--- Written request ---
Count the lines that include the string "name", and give only that number.

--- Material provided ---
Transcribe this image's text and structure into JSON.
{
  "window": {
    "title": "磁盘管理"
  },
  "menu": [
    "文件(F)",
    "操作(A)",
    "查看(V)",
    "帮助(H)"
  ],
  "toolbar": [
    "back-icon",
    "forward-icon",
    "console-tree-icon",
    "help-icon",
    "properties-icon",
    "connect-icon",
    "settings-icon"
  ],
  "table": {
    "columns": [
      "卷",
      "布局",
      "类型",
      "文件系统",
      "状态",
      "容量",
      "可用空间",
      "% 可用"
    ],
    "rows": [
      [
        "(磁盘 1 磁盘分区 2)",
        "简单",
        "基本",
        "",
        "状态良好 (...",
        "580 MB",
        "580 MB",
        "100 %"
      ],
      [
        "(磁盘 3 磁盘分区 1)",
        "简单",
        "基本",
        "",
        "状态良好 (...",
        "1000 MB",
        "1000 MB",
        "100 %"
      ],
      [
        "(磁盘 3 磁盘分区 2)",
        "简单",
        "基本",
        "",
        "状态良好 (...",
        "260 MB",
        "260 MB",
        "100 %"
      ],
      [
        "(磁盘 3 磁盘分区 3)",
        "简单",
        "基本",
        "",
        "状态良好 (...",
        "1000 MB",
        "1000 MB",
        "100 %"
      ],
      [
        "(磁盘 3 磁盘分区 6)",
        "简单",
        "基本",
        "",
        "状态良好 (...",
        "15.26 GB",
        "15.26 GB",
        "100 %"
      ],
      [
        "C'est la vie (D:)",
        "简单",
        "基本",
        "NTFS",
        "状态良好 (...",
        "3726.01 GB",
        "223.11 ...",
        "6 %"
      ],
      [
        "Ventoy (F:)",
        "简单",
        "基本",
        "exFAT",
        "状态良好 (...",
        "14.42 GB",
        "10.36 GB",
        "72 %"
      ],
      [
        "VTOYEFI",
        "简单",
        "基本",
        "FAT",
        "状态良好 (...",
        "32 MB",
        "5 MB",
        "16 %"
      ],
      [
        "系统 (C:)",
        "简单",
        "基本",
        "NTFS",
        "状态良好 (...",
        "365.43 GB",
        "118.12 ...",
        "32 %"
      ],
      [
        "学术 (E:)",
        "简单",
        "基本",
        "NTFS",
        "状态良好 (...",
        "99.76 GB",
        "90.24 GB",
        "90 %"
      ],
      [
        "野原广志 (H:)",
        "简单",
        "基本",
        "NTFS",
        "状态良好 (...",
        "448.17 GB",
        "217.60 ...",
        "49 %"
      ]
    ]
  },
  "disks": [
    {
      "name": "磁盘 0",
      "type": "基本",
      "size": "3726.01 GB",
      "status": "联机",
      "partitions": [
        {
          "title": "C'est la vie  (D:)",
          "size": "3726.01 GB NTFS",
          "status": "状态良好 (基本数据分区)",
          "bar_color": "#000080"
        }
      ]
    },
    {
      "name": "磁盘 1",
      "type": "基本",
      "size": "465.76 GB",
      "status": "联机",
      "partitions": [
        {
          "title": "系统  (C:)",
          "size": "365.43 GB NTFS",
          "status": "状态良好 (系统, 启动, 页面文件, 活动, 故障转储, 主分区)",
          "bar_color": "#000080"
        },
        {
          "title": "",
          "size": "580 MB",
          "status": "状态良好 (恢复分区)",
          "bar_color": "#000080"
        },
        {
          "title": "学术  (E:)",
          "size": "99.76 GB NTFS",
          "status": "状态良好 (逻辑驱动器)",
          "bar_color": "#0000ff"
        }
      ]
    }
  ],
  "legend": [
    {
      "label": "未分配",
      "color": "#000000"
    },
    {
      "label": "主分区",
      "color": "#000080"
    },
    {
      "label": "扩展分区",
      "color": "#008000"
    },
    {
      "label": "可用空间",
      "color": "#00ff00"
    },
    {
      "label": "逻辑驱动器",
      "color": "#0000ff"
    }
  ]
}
...
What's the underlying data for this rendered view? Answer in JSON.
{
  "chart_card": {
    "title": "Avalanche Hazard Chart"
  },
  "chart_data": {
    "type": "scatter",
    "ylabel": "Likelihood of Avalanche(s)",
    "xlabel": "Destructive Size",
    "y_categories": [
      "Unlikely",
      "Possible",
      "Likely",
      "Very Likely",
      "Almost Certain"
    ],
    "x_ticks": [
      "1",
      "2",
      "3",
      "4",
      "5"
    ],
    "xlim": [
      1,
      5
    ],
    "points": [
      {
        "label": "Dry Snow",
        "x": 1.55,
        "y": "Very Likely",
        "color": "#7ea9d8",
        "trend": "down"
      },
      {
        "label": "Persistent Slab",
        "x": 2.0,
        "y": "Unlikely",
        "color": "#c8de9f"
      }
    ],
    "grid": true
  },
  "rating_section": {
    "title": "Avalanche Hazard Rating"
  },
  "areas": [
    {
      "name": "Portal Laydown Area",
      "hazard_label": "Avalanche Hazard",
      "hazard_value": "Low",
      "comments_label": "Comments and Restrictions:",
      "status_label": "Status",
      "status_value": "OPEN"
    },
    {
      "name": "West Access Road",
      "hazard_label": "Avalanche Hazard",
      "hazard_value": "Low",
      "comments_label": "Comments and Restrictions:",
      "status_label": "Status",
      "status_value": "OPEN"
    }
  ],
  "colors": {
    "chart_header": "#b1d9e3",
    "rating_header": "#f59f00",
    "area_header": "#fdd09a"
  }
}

--- Solution for this task ---
4